Your task is to write out the complete listing exactly as it is shown.

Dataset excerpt
>>>
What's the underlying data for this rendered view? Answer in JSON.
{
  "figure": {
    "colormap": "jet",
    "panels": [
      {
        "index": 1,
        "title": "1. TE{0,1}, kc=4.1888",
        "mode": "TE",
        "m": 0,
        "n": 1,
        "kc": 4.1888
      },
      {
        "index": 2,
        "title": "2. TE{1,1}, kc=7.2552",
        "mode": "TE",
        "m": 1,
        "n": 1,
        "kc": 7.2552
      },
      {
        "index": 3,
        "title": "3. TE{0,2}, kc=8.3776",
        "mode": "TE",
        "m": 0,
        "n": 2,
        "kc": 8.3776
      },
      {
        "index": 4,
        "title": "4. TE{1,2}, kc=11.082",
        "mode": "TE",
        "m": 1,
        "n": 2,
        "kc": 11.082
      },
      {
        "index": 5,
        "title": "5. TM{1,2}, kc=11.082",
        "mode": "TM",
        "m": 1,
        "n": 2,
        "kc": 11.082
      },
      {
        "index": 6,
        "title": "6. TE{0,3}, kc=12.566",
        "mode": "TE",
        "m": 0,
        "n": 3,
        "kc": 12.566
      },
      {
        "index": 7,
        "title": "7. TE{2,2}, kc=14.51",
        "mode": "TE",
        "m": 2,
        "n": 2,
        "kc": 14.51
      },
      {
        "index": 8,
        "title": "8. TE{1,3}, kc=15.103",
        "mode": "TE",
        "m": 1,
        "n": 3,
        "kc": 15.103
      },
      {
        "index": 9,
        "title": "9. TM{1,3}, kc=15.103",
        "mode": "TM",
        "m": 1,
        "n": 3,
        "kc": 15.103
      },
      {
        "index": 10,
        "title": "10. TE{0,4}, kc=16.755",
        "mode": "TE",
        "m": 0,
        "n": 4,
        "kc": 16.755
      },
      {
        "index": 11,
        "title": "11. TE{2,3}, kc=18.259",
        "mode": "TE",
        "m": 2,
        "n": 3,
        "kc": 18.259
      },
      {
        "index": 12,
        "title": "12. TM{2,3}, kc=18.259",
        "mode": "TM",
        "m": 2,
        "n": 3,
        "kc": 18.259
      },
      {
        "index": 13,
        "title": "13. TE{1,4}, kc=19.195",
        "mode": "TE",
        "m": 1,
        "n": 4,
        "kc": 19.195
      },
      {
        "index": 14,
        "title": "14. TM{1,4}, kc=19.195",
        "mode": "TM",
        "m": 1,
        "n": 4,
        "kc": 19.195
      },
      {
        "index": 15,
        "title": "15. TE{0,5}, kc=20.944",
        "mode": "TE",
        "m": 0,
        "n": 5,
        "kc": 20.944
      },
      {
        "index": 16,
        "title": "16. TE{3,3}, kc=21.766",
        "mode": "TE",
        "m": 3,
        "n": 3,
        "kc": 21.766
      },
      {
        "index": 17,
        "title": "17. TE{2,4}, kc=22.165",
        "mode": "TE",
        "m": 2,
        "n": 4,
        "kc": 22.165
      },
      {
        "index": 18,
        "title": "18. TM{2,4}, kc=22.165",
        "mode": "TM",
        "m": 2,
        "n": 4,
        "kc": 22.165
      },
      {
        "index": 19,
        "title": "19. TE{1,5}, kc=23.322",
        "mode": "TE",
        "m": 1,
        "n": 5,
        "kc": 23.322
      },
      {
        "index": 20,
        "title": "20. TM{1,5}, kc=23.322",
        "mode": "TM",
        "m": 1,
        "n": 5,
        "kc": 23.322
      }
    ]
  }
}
<<<
> **SOLUTION TO THE EXERCISE**
What's the underlying data for this rendered view? Answer in JSON.
{
  "figure": {
    "colormap": "jet",
    "panels": [
      {
        "index": 1,
        "title": "1. TE{0,1}, kc=4.1888",
        "mode": "TE",
        "m": 0,
        "n": 1,
        "kc": 4.1888
      },
      {
        "index": 2,
        "title": "2. TE{1,1}, kc=7.2552",
        "mode": "TE",
        "m": 1,
        "n": 1,
        "kc": 7.2552
      },
      {
        "index": 3,
        "title": "3. TE{0,2}, kc=8.3776",
        "mode": "TE",
        "m": 0,
        "n": 2,
        "kc": 8.3776
      },
      {
        "index": 4,
        "title": "4. TE{1,2}, kc=11.082",
        "mode": "TE",
        "m": 1,
        "n": 2,
        "kc": 11.082
      },
      {
        "index": 5,
        "title": "5. TM{1,2}, kc=11.082",
        "mode": "TM",
        "m": 1,
        "n": 2,
        "kc": 11.082
      },
      {
        "index": 6,
        "title": "6. TE{0,3}, kc=12.566",
        "mode": "TE",
        "m": 0,
        "n": 3,
        "kc": 12.566
      },
      {
        "index": 7,
        "title": "7. TE{2,2}, kc=14.51",
        "mode": "TE",
        "m": 2,
        "n": 2,
        "kc": 14.51
      },
      {
        "index": 8,
        "title": "8. TE{1,3}, kc=15.103",
        "mode": "TE",
        "m": 1,
        "n": 3,
        "kc": 15.103
      },
      {
        "index": 9,
        "title": "9. TM{1,3}, kc=15.103",
        "mode": "TM",
        "m": 1,
        "n": 3,
        "kc": 15.103
      },
      {
        "index": 10,
        "title": "10. TE{0,4}, kc=16.755",
        "mode": "TE",
        "m": 0,
        "n": 4,
        "kc": 16.755
      },
      {
        "index": 11,
        "title": "11. TE{2,3}, kc=18.259",
        "mode": "TE",
        "m": 2,
        "n": 3,
        "kc": 18.259
      },
      {
        "index": 12,
        "title": "12. TM{2,3}, kc=18.259",
        "mode": "TM",
        "m": 2,
        "n": 3,
        "kc": 18.259
      },
      {
        "index": 13,
        "title": "13. TE{1,4}, kc=19.195",
        "mode": "TE",
        "m": 1,
        "n": 4,
        "kc": 19.195
      },
      {
        "index": 14,
        "title": "14. TM{1,4}, kc=19.195",
        "mode": "TM",
        "m": 1,
        "n": 4,
        "kc": 19.195
      },
      {
        "index": 15,
        "title": "15. TE{0,5}, kc=20.944",
        "mode": "TE",
        "m": 0,
        "n": 5,
        "kc": 20.944
      },
      {
        "index": 16,
        "title": "16. TE{3,3}, kc=21.766",
        "mode": "TE",
        "m": 3,
        "n": 3,
        "kc": 21.766
      },
      {
        "index": 17,
        "title": "17. TE{2,4}, kc=22.165",
        "mode": "TE",
        "m": 2,
        "n": 4,
        "kc": 22.165
      },
      {
        "index": 18,
        "title": "18. TM{2,4}, kc=22.165",
        "mode": "TM",
        "m": 2,
        "n": 4,
        "kc": 22.165
      },
      {
        "index": 19,
        "title": "19. TE{1,5}, kc=23.322",
        "mode": "TE",
        "m": 1,
        "n": 5,
        "kc": 23.322
      },
      {
        "index": 20,
        "title": "20. TM{1,5}, kc=23.322",
        "mode": "TM",
        "m": 1,
        "n": 5,
        "kc": 23.322
      }
    ]
  }
}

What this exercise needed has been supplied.